RECORDS TO USE:

* * *

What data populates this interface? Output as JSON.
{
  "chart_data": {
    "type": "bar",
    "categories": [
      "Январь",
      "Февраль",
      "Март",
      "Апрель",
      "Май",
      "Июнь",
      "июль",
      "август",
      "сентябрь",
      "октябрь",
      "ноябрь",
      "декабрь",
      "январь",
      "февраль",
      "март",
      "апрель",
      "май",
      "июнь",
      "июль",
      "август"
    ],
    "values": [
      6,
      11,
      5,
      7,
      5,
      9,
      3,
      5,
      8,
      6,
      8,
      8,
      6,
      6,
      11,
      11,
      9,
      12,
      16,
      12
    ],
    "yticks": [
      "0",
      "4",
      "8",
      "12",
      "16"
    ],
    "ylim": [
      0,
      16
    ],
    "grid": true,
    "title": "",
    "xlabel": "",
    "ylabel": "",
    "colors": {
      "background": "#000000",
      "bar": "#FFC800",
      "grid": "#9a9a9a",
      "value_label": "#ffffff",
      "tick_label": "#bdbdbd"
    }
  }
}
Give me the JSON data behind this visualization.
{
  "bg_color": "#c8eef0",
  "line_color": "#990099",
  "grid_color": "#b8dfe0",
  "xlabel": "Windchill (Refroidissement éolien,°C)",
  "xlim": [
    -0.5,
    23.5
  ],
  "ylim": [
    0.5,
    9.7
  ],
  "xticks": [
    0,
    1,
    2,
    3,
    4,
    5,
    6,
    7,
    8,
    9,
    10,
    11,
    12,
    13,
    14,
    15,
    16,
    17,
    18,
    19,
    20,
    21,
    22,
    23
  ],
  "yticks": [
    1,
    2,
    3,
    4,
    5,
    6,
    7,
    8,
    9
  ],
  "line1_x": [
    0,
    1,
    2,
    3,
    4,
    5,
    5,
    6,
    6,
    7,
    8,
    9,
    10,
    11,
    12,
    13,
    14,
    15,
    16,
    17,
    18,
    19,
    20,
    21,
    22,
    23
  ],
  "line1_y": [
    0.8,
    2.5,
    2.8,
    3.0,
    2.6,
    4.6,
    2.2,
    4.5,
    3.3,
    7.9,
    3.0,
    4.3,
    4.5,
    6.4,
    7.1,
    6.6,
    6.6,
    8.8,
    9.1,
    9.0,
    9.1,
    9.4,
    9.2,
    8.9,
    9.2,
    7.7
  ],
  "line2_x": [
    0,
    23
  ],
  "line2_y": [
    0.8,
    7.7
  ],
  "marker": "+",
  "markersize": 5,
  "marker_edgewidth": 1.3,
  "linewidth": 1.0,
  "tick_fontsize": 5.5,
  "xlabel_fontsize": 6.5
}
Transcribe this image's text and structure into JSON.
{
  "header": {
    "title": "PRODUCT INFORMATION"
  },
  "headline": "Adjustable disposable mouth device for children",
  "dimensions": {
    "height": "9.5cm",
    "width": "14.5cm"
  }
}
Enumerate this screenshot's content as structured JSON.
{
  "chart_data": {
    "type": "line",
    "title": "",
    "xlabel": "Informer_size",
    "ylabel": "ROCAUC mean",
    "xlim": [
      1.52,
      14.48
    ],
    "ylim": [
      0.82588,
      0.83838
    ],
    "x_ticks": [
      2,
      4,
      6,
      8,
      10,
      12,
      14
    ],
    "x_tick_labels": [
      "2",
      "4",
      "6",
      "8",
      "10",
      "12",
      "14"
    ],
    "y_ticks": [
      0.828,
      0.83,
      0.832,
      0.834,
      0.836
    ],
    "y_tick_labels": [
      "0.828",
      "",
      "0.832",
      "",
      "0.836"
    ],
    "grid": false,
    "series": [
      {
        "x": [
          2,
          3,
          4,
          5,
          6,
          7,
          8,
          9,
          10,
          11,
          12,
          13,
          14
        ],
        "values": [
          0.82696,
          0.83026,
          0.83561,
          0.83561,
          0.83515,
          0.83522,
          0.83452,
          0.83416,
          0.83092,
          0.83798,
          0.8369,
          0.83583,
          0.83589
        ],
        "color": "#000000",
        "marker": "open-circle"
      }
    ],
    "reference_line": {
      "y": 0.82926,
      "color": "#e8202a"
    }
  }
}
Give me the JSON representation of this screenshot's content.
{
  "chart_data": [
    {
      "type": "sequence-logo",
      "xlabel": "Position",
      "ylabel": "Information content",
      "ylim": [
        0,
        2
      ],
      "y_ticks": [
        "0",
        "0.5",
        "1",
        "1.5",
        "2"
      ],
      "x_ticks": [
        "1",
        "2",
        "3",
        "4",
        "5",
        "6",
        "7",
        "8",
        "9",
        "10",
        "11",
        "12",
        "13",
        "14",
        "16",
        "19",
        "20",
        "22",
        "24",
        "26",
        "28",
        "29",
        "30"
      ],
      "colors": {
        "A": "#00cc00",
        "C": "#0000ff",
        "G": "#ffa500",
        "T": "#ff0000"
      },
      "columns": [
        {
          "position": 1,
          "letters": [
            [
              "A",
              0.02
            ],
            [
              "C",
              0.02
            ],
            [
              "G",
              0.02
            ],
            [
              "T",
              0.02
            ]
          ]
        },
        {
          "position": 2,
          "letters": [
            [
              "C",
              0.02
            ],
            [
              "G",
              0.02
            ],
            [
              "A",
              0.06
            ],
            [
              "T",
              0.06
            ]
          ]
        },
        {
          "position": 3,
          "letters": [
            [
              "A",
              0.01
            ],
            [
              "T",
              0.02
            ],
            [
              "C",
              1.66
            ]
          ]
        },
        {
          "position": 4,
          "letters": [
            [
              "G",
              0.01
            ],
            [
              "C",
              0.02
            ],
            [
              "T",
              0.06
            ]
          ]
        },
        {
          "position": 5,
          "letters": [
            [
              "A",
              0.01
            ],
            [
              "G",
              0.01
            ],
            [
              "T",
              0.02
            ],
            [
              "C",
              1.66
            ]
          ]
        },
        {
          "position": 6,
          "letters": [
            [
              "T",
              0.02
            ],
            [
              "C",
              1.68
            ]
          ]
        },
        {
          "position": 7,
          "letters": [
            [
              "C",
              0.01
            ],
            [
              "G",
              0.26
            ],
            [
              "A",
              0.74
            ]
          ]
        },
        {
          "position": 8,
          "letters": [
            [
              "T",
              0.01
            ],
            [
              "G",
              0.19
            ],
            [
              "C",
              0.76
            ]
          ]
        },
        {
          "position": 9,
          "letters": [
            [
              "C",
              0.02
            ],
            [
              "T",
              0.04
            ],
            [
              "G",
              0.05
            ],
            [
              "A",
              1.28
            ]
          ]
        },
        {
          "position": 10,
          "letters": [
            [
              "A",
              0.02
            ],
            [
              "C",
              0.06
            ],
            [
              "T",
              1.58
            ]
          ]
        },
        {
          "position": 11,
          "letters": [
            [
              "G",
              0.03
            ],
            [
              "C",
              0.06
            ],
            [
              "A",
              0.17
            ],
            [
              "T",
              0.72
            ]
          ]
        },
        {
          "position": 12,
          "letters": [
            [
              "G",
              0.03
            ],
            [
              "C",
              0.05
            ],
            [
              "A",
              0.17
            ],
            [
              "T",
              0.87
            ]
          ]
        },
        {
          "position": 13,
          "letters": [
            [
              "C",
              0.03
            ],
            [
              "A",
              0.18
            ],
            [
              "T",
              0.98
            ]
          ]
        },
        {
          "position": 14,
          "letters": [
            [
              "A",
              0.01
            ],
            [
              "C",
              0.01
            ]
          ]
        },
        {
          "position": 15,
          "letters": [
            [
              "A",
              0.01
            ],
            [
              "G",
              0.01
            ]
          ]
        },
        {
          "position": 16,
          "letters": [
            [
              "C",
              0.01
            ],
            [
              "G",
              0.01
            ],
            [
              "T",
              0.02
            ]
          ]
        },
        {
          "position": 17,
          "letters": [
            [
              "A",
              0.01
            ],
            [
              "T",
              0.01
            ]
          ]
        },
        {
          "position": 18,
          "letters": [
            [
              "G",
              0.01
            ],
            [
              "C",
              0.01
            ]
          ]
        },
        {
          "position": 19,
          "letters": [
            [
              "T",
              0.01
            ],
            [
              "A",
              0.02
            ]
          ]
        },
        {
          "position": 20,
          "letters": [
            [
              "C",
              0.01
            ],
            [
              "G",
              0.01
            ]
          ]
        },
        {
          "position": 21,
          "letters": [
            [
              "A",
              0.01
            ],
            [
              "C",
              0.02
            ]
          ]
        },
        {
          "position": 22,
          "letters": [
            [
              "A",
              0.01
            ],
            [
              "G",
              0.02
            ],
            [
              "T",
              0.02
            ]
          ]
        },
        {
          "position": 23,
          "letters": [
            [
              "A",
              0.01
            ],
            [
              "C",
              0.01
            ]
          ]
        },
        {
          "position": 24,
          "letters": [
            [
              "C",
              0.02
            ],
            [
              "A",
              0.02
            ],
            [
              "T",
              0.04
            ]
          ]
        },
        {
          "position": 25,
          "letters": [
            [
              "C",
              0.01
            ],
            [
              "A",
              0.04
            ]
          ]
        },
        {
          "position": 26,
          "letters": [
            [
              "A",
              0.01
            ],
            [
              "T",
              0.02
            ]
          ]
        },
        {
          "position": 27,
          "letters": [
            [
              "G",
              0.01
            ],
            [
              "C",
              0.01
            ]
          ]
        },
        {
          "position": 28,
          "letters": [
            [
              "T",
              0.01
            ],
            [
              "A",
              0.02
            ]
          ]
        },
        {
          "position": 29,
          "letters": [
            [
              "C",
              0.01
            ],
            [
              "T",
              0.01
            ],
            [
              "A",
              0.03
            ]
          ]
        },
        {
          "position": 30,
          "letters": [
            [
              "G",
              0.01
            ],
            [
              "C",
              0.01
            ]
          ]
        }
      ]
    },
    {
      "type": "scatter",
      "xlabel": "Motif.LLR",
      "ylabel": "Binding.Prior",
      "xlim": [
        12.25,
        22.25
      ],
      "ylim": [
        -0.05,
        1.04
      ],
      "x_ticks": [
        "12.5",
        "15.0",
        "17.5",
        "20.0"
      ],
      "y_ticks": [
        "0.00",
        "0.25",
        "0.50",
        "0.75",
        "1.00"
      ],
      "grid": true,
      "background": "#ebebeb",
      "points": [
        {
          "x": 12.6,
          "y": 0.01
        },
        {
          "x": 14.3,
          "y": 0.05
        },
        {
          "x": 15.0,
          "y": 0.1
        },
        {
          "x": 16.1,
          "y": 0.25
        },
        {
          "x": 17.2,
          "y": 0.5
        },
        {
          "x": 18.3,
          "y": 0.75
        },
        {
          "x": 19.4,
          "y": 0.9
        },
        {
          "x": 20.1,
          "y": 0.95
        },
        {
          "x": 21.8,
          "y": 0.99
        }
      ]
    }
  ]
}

* * *

Collect the complete line wherever the string "this" appears in the records.

FULL SOLUTION:
What data populates this interface? Output as JSON.
Give me the JSON data behind this visualization.
Transcribe this image's text and structure into JSON.
Enumerate this screenshot's content as structured JSON.
Give me the JSON representation of this screenshot's content.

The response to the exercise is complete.